══ Provided text ══

Opt-in Telepathy

August 6, 2010

It’s definitely cliché to say that the Internet has changed everything, but it’s still fascinating to think about how these changes manifest themselves in the real world and are driving different behaviors and changing personal relationships.

For example, the gradual improvements in communication technology have given us real-time access to the intentionally (and sometimes unintentionally) shared life experiences of others via text, audio, still image and video. Since this data can now be unobtrusively produced and consumed on mobile devices, I would argue that this means humans can now choose to have a form of psychic ability – call it opt-in telepathy.

In the recent past, there were basically three ways people could communicate with each other: face-to-face, physical mail or land-line phone calls. The opportunity for each interaction was short and often required planning. So, except for the brief time that people spent together or recounting their day, most of peoples’ lives were essentially hidden from each other.

Today, someone sitting in a beautiful Manhattan rooftop bar at sunset can post a quick pictures to Facebook/Twitter or check-in on Foursquare to share that experience. This is glorified a example, but people constantly share that they are bored with work, eating breakfast or watching a movie.

═══

Tasks and exercises:
- 1) Print the passage of the opt-in telepathy post from "It’s definitely cliché" to "it opt-in telepathy.".
- 2) In the opt-in telepathy post, what were the three ways people could communicate with each other in the recent past?
The records come from a source separate from the opt-in telepathy post.

══ Listed records ══

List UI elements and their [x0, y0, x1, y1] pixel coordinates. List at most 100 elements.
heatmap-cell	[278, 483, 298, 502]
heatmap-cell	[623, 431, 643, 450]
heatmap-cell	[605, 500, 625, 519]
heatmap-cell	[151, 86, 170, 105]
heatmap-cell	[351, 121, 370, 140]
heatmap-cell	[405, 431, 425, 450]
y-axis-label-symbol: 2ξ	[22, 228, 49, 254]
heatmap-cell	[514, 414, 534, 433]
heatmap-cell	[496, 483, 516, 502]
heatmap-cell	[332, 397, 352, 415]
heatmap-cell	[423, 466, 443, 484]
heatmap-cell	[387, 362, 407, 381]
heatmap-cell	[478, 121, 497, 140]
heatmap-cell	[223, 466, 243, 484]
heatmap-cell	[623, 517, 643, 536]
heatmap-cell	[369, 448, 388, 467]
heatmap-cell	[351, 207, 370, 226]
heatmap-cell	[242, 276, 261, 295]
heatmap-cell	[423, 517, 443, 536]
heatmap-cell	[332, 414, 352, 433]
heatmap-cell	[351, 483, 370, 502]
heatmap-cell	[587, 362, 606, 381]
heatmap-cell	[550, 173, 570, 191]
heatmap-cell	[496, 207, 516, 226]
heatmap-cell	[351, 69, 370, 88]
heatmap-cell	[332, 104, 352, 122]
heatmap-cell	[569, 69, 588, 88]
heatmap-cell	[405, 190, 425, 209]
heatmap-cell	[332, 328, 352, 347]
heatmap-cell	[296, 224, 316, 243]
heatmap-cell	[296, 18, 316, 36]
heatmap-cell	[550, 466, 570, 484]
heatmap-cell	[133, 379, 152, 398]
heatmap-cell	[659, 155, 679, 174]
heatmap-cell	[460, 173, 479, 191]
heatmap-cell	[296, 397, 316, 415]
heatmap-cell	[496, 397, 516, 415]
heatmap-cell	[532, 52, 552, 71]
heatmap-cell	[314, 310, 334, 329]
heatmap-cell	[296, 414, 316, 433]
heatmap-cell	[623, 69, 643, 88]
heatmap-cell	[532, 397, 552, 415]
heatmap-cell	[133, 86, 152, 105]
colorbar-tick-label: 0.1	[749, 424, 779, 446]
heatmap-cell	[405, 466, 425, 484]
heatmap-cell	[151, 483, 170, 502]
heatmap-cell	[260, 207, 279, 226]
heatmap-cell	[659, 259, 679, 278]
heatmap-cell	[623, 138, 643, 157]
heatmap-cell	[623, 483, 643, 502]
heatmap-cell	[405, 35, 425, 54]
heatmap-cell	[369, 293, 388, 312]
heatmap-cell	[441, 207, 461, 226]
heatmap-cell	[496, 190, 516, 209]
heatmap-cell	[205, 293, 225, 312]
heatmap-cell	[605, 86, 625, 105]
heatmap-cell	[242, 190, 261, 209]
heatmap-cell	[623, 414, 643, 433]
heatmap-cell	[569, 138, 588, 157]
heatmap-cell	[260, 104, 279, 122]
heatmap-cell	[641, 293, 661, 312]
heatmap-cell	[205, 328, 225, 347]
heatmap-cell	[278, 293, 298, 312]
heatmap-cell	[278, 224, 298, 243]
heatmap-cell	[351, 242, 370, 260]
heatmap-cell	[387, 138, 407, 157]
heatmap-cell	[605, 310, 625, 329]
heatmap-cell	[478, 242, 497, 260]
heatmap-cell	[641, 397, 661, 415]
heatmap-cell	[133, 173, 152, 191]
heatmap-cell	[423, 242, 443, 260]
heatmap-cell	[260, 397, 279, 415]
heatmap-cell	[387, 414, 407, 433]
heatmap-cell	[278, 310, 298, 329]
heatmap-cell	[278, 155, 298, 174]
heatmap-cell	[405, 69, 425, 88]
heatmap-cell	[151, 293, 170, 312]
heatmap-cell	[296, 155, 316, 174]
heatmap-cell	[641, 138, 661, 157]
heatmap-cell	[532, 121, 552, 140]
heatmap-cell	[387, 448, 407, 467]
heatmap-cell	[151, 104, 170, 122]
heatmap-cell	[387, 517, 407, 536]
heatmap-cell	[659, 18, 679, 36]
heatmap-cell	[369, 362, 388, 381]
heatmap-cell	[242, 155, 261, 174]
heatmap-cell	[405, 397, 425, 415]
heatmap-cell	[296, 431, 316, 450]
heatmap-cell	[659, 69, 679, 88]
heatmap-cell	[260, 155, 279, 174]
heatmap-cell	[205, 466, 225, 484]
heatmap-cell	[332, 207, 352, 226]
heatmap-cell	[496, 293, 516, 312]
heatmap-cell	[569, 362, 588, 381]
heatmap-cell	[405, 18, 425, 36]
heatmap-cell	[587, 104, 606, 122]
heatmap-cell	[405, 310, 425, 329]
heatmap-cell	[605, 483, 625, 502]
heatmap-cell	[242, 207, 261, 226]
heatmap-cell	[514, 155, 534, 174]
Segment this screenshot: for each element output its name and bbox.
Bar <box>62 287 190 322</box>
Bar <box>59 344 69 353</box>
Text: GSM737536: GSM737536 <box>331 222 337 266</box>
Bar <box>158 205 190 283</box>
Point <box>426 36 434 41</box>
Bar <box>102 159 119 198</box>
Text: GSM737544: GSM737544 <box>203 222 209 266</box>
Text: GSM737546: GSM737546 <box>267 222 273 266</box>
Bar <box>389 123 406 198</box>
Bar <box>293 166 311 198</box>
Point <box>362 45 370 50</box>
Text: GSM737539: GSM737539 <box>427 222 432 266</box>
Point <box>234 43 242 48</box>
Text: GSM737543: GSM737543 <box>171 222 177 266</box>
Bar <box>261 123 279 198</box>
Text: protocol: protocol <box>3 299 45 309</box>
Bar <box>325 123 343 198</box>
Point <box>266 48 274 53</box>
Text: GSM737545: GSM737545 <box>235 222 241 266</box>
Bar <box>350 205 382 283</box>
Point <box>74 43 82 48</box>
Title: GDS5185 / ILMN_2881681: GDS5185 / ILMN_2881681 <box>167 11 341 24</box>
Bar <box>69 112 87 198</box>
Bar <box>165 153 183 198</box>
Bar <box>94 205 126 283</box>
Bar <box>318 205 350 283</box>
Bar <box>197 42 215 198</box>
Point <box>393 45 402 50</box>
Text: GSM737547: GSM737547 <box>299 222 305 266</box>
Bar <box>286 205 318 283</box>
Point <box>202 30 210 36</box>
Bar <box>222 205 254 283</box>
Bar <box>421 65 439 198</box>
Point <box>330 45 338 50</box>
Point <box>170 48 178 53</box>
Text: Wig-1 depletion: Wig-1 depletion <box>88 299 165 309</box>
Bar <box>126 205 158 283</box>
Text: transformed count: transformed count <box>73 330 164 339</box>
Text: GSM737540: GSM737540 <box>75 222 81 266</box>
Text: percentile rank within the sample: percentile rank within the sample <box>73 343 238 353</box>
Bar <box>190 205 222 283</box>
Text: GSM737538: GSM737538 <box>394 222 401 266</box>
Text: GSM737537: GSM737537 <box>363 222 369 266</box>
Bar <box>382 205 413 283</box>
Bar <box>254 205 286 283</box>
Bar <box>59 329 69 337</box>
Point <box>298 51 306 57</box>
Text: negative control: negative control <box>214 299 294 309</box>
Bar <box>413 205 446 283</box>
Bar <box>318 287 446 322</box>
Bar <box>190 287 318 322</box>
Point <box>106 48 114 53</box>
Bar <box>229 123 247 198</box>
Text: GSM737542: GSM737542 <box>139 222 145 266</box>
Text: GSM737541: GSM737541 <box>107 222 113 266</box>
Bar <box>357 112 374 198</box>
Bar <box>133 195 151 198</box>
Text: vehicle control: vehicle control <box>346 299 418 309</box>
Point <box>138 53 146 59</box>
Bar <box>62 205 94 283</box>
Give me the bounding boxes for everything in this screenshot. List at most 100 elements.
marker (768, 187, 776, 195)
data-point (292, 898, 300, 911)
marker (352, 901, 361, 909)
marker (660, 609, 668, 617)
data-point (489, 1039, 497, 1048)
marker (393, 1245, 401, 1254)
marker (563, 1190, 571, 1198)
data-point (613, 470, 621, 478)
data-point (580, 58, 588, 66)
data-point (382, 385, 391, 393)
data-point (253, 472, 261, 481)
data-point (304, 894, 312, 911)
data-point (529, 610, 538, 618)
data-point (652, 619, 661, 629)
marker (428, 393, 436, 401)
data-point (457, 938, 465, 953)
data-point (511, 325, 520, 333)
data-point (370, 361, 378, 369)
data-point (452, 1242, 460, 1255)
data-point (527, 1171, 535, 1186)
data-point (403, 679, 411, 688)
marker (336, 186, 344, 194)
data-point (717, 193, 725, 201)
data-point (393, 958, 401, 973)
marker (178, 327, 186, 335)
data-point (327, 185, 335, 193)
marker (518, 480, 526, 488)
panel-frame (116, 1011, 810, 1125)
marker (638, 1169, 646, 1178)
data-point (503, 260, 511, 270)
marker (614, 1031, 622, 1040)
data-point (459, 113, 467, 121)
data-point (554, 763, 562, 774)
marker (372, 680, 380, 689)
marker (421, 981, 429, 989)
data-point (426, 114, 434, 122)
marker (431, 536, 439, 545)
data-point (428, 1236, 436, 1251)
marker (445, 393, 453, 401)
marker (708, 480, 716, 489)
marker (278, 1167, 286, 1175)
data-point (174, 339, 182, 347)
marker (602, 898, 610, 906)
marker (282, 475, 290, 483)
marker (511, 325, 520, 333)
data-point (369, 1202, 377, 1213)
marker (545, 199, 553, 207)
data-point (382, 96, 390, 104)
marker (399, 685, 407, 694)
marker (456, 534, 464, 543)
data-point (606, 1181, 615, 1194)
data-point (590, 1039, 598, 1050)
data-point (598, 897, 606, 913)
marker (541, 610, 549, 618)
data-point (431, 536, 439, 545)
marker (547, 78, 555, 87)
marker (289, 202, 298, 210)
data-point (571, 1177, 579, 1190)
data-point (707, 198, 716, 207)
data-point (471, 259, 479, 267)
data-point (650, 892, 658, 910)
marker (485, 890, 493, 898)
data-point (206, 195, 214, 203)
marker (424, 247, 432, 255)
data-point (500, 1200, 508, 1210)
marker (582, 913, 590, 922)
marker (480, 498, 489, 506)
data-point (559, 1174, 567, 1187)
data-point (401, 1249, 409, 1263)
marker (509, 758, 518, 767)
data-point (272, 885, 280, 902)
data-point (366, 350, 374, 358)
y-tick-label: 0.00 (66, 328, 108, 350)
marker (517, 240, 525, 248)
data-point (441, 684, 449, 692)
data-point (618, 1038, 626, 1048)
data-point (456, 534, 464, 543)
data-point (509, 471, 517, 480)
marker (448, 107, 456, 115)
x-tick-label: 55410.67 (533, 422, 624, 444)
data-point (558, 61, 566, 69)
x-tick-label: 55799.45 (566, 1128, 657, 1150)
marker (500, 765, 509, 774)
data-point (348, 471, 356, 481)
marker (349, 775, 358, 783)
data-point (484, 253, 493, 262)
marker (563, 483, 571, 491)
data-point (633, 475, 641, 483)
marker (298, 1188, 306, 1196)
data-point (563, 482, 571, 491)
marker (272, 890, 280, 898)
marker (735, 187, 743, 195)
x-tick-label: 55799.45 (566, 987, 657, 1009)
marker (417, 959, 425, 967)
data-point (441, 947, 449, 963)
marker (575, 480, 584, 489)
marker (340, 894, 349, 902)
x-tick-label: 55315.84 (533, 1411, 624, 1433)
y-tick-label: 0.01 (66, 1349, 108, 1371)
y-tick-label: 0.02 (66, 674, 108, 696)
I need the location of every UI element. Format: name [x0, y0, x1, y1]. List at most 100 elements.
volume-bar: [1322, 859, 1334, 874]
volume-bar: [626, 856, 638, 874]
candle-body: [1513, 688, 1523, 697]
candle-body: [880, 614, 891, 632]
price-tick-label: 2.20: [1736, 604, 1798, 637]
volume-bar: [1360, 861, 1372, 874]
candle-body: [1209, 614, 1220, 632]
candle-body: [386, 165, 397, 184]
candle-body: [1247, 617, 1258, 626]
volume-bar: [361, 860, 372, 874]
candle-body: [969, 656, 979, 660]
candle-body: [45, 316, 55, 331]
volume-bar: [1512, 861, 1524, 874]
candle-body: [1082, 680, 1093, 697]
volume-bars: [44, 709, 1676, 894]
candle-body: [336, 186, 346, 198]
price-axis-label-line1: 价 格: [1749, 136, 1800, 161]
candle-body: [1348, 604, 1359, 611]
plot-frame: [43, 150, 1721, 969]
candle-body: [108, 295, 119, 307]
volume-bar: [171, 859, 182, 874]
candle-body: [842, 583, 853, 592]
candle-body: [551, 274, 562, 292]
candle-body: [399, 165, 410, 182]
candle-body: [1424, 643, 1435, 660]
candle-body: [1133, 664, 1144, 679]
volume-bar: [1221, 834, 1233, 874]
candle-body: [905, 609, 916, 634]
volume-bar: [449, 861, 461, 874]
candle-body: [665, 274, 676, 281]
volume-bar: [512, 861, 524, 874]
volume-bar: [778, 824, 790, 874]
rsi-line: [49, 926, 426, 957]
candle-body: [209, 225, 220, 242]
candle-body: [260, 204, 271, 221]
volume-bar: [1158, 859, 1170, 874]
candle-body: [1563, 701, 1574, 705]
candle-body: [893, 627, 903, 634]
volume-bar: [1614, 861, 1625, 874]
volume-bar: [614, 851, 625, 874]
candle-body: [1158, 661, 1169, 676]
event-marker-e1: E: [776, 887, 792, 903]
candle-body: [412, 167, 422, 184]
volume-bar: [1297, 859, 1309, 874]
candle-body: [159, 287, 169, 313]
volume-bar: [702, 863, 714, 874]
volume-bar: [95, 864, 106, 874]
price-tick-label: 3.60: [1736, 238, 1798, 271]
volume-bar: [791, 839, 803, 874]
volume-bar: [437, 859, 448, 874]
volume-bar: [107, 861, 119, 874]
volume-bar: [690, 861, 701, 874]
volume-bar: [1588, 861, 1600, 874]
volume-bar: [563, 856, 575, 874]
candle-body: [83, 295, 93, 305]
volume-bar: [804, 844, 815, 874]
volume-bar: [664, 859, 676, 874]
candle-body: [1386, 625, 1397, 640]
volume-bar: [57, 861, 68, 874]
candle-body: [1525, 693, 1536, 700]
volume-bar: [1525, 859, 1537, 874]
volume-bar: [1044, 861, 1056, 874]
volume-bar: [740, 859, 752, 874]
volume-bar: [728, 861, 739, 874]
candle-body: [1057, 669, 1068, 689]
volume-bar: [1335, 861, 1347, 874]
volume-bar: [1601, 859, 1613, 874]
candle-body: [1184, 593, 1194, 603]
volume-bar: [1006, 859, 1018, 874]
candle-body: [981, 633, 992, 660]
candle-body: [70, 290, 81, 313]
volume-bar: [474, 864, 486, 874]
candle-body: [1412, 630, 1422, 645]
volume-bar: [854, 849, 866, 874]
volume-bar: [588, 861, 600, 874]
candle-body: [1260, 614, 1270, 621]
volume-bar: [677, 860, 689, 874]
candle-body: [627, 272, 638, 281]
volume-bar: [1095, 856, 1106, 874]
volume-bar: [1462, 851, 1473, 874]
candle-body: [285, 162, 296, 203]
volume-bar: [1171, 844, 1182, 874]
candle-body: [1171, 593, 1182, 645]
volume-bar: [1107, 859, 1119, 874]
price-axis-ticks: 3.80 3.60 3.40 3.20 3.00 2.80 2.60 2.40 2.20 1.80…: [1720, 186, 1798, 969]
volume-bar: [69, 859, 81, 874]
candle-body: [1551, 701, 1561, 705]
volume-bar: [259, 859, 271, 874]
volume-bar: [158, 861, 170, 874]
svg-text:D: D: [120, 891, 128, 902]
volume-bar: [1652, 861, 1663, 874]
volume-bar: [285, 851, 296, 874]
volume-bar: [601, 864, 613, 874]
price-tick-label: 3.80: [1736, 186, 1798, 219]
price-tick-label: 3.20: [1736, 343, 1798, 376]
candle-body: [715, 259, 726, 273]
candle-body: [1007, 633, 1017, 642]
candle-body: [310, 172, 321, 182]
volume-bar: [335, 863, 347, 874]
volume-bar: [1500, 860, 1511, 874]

═══

List of solutions:
- 1)
It’s definitely cliché to say that the Internet has changed everything, but it’s still fascinating to think about how these changes manifest themselves in the real world and are driving different behaviors and changing personal relationships.

For example, the gradual improvements in communication technology have given us real-time access to the intentionally (and sometimes unintentionally) shared life experiences of others via text, audio, still image and video. Since this data can now be unobtrusively produced and consumed on mobile devices, I would argue that this means humans can now choose to have a form of psychic ability – call it opt-in telepathy.

- 2) Face-to-face, physical mail, or land-line phone calls.